*Work to complete*. Copy every line of the following data that includes the string "learn".
[start Stored data]
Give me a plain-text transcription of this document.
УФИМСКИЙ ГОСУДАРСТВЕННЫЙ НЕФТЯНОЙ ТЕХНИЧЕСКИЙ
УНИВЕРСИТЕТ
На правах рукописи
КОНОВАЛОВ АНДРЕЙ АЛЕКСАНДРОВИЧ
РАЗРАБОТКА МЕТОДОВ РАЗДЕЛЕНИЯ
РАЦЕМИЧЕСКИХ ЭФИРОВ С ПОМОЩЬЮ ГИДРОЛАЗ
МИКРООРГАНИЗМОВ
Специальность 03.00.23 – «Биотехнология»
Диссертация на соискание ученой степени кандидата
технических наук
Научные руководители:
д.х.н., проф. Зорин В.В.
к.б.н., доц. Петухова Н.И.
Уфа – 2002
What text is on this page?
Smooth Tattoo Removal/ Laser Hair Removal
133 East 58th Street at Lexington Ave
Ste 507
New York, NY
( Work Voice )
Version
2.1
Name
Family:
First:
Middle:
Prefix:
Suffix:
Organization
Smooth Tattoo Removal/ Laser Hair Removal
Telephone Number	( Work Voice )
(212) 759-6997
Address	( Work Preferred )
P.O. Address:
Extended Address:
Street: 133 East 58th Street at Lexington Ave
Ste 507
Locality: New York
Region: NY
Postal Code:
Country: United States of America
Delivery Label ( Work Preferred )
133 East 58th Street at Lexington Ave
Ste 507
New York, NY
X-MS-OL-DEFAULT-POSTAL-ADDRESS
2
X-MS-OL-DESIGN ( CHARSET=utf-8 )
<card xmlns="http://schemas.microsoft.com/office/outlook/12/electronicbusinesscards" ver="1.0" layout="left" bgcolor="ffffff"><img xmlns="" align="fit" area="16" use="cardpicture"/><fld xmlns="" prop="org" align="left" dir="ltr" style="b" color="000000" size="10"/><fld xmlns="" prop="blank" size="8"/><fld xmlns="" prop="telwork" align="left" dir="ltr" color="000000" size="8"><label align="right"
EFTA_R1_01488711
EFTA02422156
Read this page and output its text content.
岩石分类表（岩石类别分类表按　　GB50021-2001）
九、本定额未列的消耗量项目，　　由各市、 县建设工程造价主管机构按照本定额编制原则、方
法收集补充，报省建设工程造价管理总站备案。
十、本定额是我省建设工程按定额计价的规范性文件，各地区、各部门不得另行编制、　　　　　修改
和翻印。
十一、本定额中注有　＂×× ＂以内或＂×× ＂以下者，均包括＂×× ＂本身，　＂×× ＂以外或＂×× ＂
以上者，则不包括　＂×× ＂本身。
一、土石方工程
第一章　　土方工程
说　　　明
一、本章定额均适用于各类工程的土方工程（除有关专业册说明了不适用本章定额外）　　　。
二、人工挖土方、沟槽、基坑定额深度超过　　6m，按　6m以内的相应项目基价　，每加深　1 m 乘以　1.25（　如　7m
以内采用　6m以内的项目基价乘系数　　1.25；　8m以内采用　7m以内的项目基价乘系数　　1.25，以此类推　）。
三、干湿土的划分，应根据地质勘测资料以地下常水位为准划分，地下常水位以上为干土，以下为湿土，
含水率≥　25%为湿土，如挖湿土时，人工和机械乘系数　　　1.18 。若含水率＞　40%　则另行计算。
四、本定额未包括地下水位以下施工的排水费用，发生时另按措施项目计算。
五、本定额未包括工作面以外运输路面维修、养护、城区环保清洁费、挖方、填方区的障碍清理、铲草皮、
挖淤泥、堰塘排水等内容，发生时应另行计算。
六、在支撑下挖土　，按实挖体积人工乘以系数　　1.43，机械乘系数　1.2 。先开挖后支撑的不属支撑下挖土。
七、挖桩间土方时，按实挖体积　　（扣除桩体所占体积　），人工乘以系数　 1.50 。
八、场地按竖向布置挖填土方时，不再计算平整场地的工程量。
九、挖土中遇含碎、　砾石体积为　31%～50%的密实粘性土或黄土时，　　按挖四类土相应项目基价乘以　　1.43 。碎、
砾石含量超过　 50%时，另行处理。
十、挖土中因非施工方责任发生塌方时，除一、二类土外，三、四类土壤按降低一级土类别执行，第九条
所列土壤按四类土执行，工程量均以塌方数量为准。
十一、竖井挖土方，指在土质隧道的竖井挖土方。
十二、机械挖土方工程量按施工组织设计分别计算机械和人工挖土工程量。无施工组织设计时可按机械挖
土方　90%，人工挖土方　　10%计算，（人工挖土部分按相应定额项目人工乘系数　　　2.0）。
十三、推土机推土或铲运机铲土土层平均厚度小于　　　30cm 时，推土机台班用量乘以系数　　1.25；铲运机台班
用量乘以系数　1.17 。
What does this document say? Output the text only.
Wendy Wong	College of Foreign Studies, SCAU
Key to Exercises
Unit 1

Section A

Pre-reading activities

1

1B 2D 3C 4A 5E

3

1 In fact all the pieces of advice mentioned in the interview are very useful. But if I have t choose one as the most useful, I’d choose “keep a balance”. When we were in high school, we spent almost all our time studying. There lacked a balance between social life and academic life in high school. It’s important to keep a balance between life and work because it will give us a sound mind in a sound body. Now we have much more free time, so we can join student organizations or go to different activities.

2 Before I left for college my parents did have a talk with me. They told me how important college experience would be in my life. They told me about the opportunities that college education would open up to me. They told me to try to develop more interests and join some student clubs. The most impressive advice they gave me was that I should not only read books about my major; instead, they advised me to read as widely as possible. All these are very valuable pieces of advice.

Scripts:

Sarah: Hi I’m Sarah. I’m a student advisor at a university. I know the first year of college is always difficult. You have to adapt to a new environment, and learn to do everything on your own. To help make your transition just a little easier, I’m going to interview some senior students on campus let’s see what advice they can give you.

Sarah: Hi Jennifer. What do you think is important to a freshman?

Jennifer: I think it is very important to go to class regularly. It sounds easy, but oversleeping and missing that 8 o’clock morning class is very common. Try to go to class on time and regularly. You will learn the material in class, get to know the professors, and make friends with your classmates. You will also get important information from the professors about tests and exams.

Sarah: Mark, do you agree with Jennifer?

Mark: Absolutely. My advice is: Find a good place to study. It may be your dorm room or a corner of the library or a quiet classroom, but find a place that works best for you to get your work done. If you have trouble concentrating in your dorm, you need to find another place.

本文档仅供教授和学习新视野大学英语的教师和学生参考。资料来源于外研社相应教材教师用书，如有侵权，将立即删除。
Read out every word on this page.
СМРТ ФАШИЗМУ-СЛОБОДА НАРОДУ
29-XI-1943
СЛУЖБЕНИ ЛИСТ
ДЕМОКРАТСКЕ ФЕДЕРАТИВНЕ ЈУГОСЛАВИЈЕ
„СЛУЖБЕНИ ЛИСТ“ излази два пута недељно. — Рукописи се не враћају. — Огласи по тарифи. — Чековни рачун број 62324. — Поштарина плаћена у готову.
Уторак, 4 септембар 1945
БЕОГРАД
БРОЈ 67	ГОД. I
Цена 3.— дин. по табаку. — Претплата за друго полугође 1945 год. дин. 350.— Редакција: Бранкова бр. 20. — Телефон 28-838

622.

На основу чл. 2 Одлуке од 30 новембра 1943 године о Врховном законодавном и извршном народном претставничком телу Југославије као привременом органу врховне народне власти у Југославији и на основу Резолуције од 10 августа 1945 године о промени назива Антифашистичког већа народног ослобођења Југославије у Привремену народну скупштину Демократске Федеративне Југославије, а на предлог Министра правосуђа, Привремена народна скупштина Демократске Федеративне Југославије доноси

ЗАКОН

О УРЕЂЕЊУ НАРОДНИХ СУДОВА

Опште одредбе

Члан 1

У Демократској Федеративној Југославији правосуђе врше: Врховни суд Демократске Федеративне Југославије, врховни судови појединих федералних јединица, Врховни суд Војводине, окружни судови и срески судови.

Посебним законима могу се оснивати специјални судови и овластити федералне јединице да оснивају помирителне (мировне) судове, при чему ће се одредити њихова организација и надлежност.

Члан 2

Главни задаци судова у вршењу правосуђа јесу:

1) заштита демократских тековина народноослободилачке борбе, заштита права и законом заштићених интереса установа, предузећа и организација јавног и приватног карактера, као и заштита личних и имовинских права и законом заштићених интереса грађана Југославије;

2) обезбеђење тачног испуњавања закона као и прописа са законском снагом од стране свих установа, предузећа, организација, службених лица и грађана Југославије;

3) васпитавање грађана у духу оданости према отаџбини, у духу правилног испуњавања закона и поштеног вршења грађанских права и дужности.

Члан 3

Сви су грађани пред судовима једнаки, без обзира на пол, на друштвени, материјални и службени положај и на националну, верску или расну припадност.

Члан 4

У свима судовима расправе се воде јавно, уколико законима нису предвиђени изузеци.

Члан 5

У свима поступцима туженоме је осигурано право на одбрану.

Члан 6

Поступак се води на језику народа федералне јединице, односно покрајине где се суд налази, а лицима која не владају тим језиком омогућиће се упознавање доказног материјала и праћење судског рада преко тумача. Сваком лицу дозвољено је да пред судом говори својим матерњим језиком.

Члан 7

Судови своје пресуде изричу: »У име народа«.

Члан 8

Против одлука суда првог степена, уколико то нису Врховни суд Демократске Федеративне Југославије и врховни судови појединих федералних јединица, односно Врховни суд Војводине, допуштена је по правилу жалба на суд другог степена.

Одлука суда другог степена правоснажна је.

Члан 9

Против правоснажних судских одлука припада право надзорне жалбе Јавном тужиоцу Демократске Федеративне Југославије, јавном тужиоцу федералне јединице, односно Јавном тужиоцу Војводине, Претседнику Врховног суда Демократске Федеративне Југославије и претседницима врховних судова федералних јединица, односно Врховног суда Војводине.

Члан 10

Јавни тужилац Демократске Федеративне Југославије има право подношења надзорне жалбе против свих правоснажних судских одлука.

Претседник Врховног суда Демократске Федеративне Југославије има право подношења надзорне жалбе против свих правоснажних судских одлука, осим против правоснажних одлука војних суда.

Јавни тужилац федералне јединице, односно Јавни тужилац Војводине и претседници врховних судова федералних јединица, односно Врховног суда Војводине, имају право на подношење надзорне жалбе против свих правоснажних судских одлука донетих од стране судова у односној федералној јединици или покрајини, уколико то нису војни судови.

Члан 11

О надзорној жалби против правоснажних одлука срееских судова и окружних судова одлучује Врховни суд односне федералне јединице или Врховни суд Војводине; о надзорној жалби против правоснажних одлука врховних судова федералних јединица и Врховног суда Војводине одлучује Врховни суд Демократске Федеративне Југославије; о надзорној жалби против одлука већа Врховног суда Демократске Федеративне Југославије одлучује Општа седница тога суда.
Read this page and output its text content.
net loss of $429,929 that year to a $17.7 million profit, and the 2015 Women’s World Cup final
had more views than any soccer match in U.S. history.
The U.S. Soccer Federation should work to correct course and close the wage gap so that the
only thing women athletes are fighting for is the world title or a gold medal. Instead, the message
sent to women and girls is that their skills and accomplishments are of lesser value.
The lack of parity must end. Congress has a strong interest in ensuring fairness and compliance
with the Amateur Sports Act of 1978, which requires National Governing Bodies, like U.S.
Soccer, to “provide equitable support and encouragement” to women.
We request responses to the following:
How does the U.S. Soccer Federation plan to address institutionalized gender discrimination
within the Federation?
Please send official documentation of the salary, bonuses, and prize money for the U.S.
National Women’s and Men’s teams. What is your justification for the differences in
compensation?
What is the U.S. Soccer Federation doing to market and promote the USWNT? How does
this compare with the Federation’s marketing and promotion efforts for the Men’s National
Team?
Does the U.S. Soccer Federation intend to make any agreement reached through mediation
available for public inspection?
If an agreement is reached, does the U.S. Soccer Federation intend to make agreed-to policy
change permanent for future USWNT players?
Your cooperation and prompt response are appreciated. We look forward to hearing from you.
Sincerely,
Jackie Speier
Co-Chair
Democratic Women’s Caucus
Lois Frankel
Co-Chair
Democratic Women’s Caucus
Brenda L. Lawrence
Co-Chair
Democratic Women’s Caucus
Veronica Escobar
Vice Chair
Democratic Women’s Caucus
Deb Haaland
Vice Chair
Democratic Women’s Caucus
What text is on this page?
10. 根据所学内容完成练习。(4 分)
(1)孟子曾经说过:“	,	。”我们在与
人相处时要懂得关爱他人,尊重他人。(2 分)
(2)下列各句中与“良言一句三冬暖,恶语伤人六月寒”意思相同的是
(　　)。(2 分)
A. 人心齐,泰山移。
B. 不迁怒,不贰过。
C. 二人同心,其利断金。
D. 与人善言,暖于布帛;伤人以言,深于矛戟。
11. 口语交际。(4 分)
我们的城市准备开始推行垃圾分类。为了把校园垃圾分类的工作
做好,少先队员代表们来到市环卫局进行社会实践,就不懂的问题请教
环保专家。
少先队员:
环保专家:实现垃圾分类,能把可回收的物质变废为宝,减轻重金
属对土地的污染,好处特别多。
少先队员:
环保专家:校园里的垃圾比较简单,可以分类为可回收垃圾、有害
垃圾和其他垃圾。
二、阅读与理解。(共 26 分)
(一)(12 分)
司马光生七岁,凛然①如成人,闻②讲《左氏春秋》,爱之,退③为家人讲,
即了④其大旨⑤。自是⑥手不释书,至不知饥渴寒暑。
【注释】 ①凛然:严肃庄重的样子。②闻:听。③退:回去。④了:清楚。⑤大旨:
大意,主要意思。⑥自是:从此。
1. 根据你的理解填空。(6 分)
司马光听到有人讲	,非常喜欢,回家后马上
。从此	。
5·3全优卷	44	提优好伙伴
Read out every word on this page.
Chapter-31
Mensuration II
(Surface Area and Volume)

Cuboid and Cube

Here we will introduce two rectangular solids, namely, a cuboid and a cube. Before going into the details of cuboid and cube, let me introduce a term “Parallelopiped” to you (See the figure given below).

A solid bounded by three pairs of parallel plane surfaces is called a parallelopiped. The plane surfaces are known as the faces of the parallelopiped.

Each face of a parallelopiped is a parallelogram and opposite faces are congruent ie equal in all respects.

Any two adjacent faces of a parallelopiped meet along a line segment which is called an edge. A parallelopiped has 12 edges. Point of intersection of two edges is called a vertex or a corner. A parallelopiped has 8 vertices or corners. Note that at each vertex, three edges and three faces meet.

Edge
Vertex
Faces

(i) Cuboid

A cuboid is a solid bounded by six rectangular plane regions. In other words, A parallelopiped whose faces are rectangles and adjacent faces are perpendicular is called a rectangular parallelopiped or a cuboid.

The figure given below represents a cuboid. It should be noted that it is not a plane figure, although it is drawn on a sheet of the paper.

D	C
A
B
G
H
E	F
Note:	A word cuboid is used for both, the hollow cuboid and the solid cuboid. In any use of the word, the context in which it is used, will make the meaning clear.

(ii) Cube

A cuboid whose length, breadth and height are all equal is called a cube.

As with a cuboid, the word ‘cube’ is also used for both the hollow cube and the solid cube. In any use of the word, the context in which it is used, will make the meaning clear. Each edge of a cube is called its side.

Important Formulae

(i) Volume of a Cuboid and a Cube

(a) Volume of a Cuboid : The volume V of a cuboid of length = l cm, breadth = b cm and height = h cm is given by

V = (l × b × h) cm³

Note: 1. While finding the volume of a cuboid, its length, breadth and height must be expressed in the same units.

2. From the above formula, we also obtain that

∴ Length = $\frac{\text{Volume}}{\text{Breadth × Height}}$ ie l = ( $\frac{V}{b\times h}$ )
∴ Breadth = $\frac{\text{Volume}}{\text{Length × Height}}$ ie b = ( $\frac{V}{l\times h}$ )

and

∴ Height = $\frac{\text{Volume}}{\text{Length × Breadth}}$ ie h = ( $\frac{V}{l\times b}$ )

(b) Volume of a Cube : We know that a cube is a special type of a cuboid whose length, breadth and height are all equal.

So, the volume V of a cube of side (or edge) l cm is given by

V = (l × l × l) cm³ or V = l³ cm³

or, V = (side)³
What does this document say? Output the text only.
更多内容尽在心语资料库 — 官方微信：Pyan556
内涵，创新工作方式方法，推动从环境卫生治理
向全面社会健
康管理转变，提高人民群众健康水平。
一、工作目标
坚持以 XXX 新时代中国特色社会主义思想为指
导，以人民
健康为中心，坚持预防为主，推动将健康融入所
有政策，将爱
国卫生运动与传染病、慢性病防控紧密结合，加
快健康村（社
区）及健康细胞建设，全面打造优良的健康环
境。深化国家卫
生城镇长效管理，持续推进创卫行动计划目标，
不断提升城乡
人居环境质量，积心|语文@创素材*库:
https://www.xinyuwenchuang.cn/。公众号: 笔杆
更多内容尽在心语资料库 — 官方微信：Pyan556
[end Stored data]
*Answer for the task*.
Sarah: Hi I’m Sarah. I’m a student advisor at a university. I know the first year of college is always difficult. You have to adapt to a new environment, and learn to do everything on your own. To help make your transition just a little easier, I’m going to interview some senior students on campus let’s see what advice they can give you.
Jennifer: I think it is very important to go to class regularly. It sounds easy, but oversleeping and missing that 8 o’clock morning class is very common. Try to go to class on time and regularly. You will learn the material in class, get to know the professors, and make friends with your classmates. You will also get important information from the professors about tests and exams.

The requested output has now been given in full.